# MATERIAL SUPPLIED
****

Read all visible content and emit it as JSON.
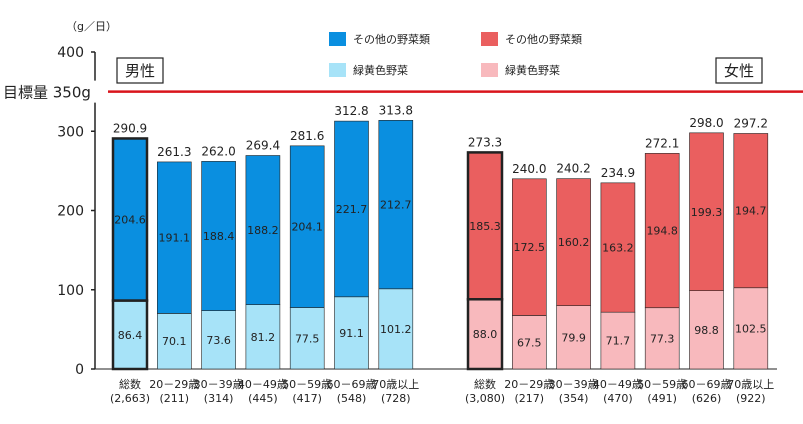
{
  "chart_data": {
    "type": "bar",
    "stacked": true,
    "unit_label": "（g／日）",
    "ylim": [
      0,
      400
    ],
    "y_ticks": [
      "0",
      "100",
      "200",
      "300",
      "400"
    ],
    "target_line": {
      "label": "目標量 350g",
      "value": 350,
      "color": "#d9141c"
    },
    "groups": [
      {
        "name": "男性",
        "legend": [
          {
            "label": "その他の野菜類",
            "color": "#0a8fe0"
          },
          {
            "label": "緑黄色野菜",
            "color": "#a7e3f8"
          }
        ],
        "categories": [
          {
            "label": "総数",
            "n": "(2,663)"
          },
          {
            "label": "20－29歳",
            "n": "(211)"
          },
          {
            "label": "30－39歳",
            "n": "(314)"
          },
          {
            "label": "40－49歳",
            "n": "(445)"
          },
          {
            "label": "50－59歳",
            "n": "(417)"
          },
          {
            "label": "60－69歳",
            "n": "(548)"
          },
          {
            "label": "70歳以上",
            "n": "(728)"
          }
        ],
        "series": [
          {
            "name": "緑黄色野菜",
            "values": [
              86.4,
              70.1,
              73.6,
              81.2,
              77.5,
              91.1,
              101.2
            ]
          },
          {
            "name": "その他の野菜類",
            "values": [
              204.6,
              191.1,
              188.4,
              188.2,
              204.1,
              221.7,
              212.7
            ]
          }
        ],
        "totals": [
          290.9,
          261.3,
          262.0,
          269.4,
          281.6,
          312.8,
          313.8
        ],
        "total_labels": [
          "290.9",
          "261.3",
          "262.0",
          "269.4",
          "281.6",
          "312.8",
          "313.8"
        ],
        "low_labels": [
          "86.4",
          "70.1",
          "73.6",
          "81.2",
          "77.5",
          "91.1",
          "101.2"
        ],
        "high_labels": [
          "204.6",
          "191.1",
          "188.4",
          "188.2",
          "204.1",
          "221.7",
          "212.7"
        ]
      },
      {
        "name": "女性",
        "legend": [
          {
            "label": "その他の野菜類",
            "color": "#ea5f5f"
          },
          {
            "label": "緑黄色野菜",
            "color": "#f8b9bd"
          }
        ],
        "categories": [
          {
            "label": "総数",
            "n": "(3,080)"
          },
          {
            "label": "20－29歳",
            "n": "(217)"
          },
          {
            "label": "30－39歳",
            "n": "(354)"
          },
          {
            "label": "40－49歳",
            "n": "(470)"
          },
          {
            "label": "50－59歳",
            "n": "(491)"
          },
          {
            "label": "60－69歳",
            "n": "(626)"
          },
          {
            "label": "70歳以上",
            "n": "(922)"
          }
        ],
        "series": [
          {
            "name": "緑黄色野菜",
            "values": [
              88.0,
              67.5,
              79.9,
              71.7,
              77.3,
              98.8,
              102.5
            ]
          },
          {
            "name": "その他の野菜類",
            "values": [
              185.3,
              172.5,
              160.2,
              163.2,
              194.8,
              199.3,
              194.7
            ]
          }
        ],
        "totals": [
          273.3,
          240.0,
          240.2,
          234.9,
          272.1,
          298.0,
          297.2
        ],
        "total_labels": [
          "273.3",
          "240.0",
          "240.2",
          "234.9",
          "272.1",
          "298.0",
          "297.2"
        ],
        "low_labels": [
          "88.0",
          "67.5",
          "79.9",
          "71.7",
          "77.3",
          "98.8",
          "102.5"
        ],
        "high_labels": [
          "185.3",
          "172.5",
          "160.2",
          "163.2",
          "194.8",
          "199.3",
          "194.7"
        ]
      }
    ]
  }
}
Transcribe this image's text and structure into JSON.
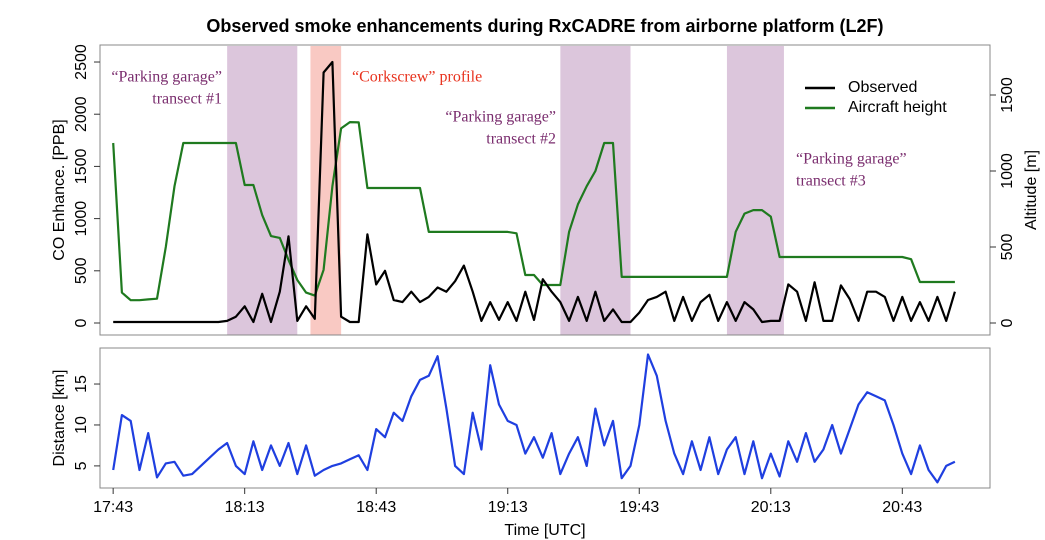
{
  "chart_data": [
    {
      "type": "line",
      "title": "Observed smoke enhancements during RxCADRE from airborne platform (L2F)",
      "ylabel": "CO Enhance. [PPB]",
      "y2label": "Altitude [m]",
      "legend": "topright",
      "xlim": [
        "17:40",
        "21:03"
      ],
      "ylim": [
        -115,
        2663
      ],
      "yticks": [
        0,
        500,
        1000,
        1500,
        2000,
        2500
      ],
      "y2lim": [
        -79,
        1829
      ],
      "y2ticks": [
        0,
        500,
        1000,
        1500
      ],
      "regions": [
        {
          "start": "18:09",
          "end": "18:25",
          "color": "#dcc6dc",
          "label_color": "#7a2d6e",
          "label": [
            "“Parking garage”",
            "transect #1"
          ]
        },
        {
          "start": "18:28",
          "end": "18:35",
          "color": "#f9c9c3",
          "label_color": "#e8321e",
          "label": [
            "“Corkscrew” profile"
          ]
        },
        {
          "start": "19:25",
          "end": "19:41",
          "color": "#dcc6dc",
          "label_color": "#7a2d6e",
          "label": [
            "“Parking garage”",
            "transect #2"
          ]
        },
        {
          "start": "20:03",
          "end": "20:16",
          "color": "#dcc6dc",
          "label_color": "#7a2d6e",
          "label": [
            "“Parking garage”",
            "transect #3"
          ]
        }
      ],
      "x": [
        "17:43",
        "17:45",
        "17:47",
        "17:49",
        "17:51",
        "17:53",
        "17:55",
        "17:57",
        "17:59",
        "18:01",
        "18:03",
        "18:05",
        "18:07",
        "18:09",
        "18:11",
        "18:13",
        "18:15",
        "18:17",
        "18:19",
        "18:21",
        "18:23",
        "18:25",
        "18:27",
        "18:29",
        "18:31",
        "18:33",
        "18:35",
        "18:37",
        "18:39",
        "18:41",
        "18:43",
        "18:45",
        "18:47",
        "18:49",
        "18:51",
        "18:53",
        "18:55",
        "18:57",
        "18:59",
        "19:01",
        "19:03",
        "19:05",
        "19:07",
        "19:09",
        "19:11",
        "19:13",
        "19:15",
        "19:17",
        "19:19",
        "19:21",
        "19:23",
        "19:25",
        "19:27",
        "19:29",
        "19:31",
        "19:33",
        "19:35",
        "19:37",
        "19:39",
        "19:41",
        "19:43",
        "19:45",
        "19:47",
        "19:49",
        "19:51",
        "19:53",
        "19:55",
        "19:57",
        "19:59",
        "20:01",
        "20:03",
        "20:05",
        "20:07",
        "20:09",
        "20:11",
        "20:13",
        "20:15",
        "20:17",
        "20:19",
        "20:21",
        "20:23",
        "20:25",
        "20:27",
        "20:29",
        "20:31",
        "20:33",
        "20:35",
        "20:37",
        "20:39",
        "20:41",
        "20:43",
        "20:45",
        "20:47",
        "20:49",
        "20:51",
        "20:53",
        "20:55"
      ],
      "series": [
        {
          "name": "Observed",
          "color": "#000000",
          "values": [
            10,
            10,
            10,
            10,
            10,
            10,
            10,
            10,
            10,
            10,
            10,
            10,
            10,
            20,
            60,
            160,
            10,
            280,
            10,
            300,
            830,
            20,
            160,
            40,
            2400,
            2500,
            60,
            10,
            10,
            850,
            370,
            500,
            220,
            200,
            300,
            200,
            250,
            340,
            300,
            400,
            550,
            300,
            20,
            200,
            30,
            200,
            20,
            300,
            30,
            420,
            300,
            200,
            20,
            250,
            20,
            300,
            20,
            130,
            10,
            10,
            100,
            220,
            250,
            300,
            20,
            250,
            20,
            200,
            270,
            20,
            200,
            20,
            200,
            130,
            10,
            20,
            20,
            370,
            300,
            20,
            390,
            20,
            20,
            360,
            230,
            20,
            300,
            300,
            250,
            20,
            250,
            20,
            200,
            20,
            250,
            20,
            300
          ]
        },
        {
          "name": "Aircraft height",
          "color": "#1f7a1f",
          "axis": "y2",
          "values": [
            1184,
            200,
            150,
            150,
            155,
            160,
            500,
            900,
            1184,
            1184,
            1184,
            1184,
            1184,
            1184,
            1184,
            908,
            908,
            710,
            572,
            560,
            415,
            283,
            200,
            180,
            350,
            900,
            1280,
            1322,
            1320,
            888,
            888,
            888,
            888,
            888,
            888,
            888,
            599,
            599,
            599,
            599,
            599,
            599,
            599,
            599,
            599,
            599,
            590,
            316,
            316,
            250,
            250,
            250,
            600,
            780,
            900,
            1000,
            1184,
            1184,
            303,
            303,
            303,
            303,
            303,
            303,
            303,
            303,
            303,
            303,
            303,
            303,
            303,
            600,
            720,
            743,
            743,
            700,
            434,
            434,
            434,
            434,
            434,
            434,
            434,
            434,
            434,
            434,
            434,
            434,
            434,
            434,
            434,
            420,
            270,
            270,
            270,
            270,
            270
          ]
        }
      ]
    },
    {
      "type": "line",
      "xlabel": "Time [UTC]",
      "ylabel": "Distance [km]",
      "color": "#1f3fe0",
      "xlim": [
        "17:40",
        "21:03"
      ],
      "xticks": [
        "17:43",
        "18:13",
        "18:43",
        "19:13",
        "19:43",
        "20:13",
        "20:43"
      ],
      "ylim": [
        2.3,
        19.4
      ],
      "yticks": [
        5,
        10,
        15
      ],
      "x": [
        "17:43",
        "17:45",
        "17:47",
        "17:49",
        "17:51",
        "17:53",
        "17:55",
        "17:57",
        "17:59",
        "18:01",
        "18:03",
        "18:05",
        "18:07",
        "18:09",
        "18:11",
        "18:13",
        "18:15",
        "18:17",
        "18:19",
        "18:21",
        "18:23",
        "18:25",
        "18:27",
        "18:29",
        "18:31",
        "18:33",
        "18:35",
        "18:37",
        "18:39",
        "18:41",
        "18:43",
        "18:45",
        "18:47",
        "18:49",
        "18:51",
        "18:53",
        "18:55",
        "18:57",
        "18:59",
        "19:01",
        "19:03",
        "19:05",
        "19:07",
        "19:09",
        "19:11",
        "19:13",
        "19:15",
        "19:17",
        "19:19",
        "19:21",
        "19:23",
        "19:25",
        "19:27",
        "19:29",
        "19:31",
        "19:33",
        "19:35",
        "19:37",
        "19:39",
        "19:41",
        "19:43",
        "19:45",
        "19:47",
        "19:49",
        "19:51",
        "19:53",
        "19:55",
        "19:57",
        "19:59",
        "20:01",
        "20:03",
        "20:05",
        "20:07",
        "20:09",
        "20:11",
        "20:13",
        "20:15",
        "20:17",
        "20:19",
        "20:21",
        "20:23",
        "20:25",
        "20:27",
        "20:29",
        "20:31",
        "20:33",
        "20:35",
        "20:37",
        "20:39",
        "20:41",
        "20:43",
        "20:45",
        "20:47",
        "20:49",
        "20:51",
        "20:53",
        "20:55"
      ],
      "values": [
        4.5,
        11.2,
        10.5,
        4.5,
        9.0,
        3.6,
        5.3,
        5.5,
        3.8,
        4.0,
        5.0,
        6.0,
        7.0,
        7.8,
        5.0,
        4.0,
        8.0,
        4.5,
        7.5,
        5.0,
        7.8,
        4.0,
        7.5,
        3.8,
        4.5,
        5.0,
        5.3,
        5.8,
        6.3,
        4.5,
        9.5,
        8.5,
        11.5,
        10.5,
        13.5,
        15.5,
        16.0,
        18.4,
        12.0,
        5.0,
        4.0,
        11.5,
        7.0,
        17.3,
        12.5,
        10.5,
        10.0,
        6.5,
        8.5,
        6.0,
        9.0,
        4.0,
        6.5,
        8.5,
        5.0,
        12.0,
        7.5,
        10.5,
        3.5,
        5.0,
        10.0,
        18.6,
        16.0,
        10.5,
        6.5,
        4.0,
        8.0,
        4.5,
        8.5,
        4.0,
        7.0,
        8.5,
        4.0,
        8.0,
        3.5,
        6.5,
        3.7,
        8.0,
        5.5,
        9.0,
        5.5,
        7.0,
        10.0,
        6.5,
        9.5,
        12.5,
        14.0,
        13.5,
        13.0,
        10.0,
        6.5,
        4.0,
        7.5,
        4.5,
        3.0,
        5.0,
        5.5
      ]
    }
  ]
}
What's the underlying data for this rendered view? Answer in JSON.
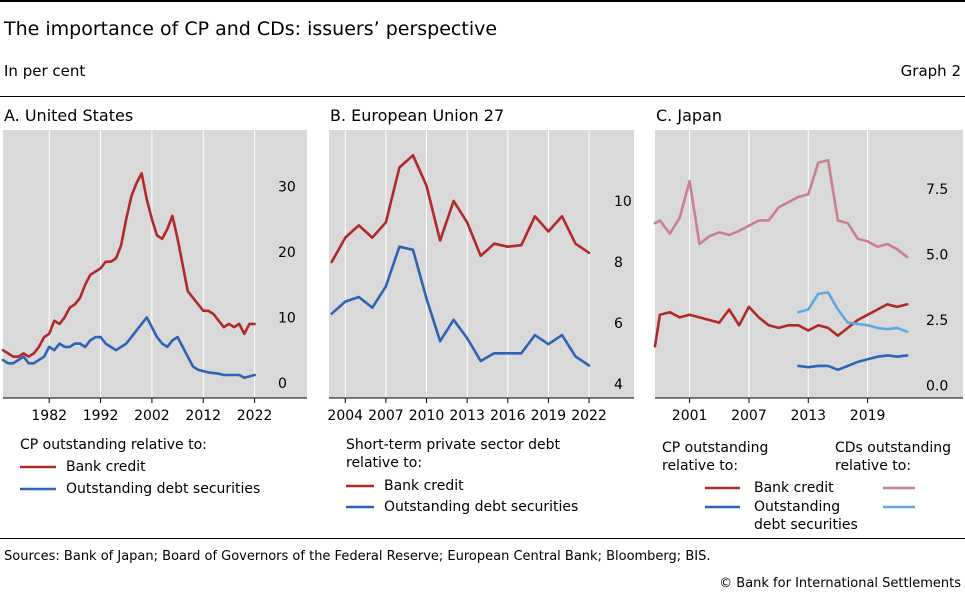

****

# INSTRUCTIONS FOR THE TASK
From the data above, copy each line that holds "start".

# REPLY
          "start": "18:09",
          "start": "18:28",
          "start": "19:25",
          "start": "20:03",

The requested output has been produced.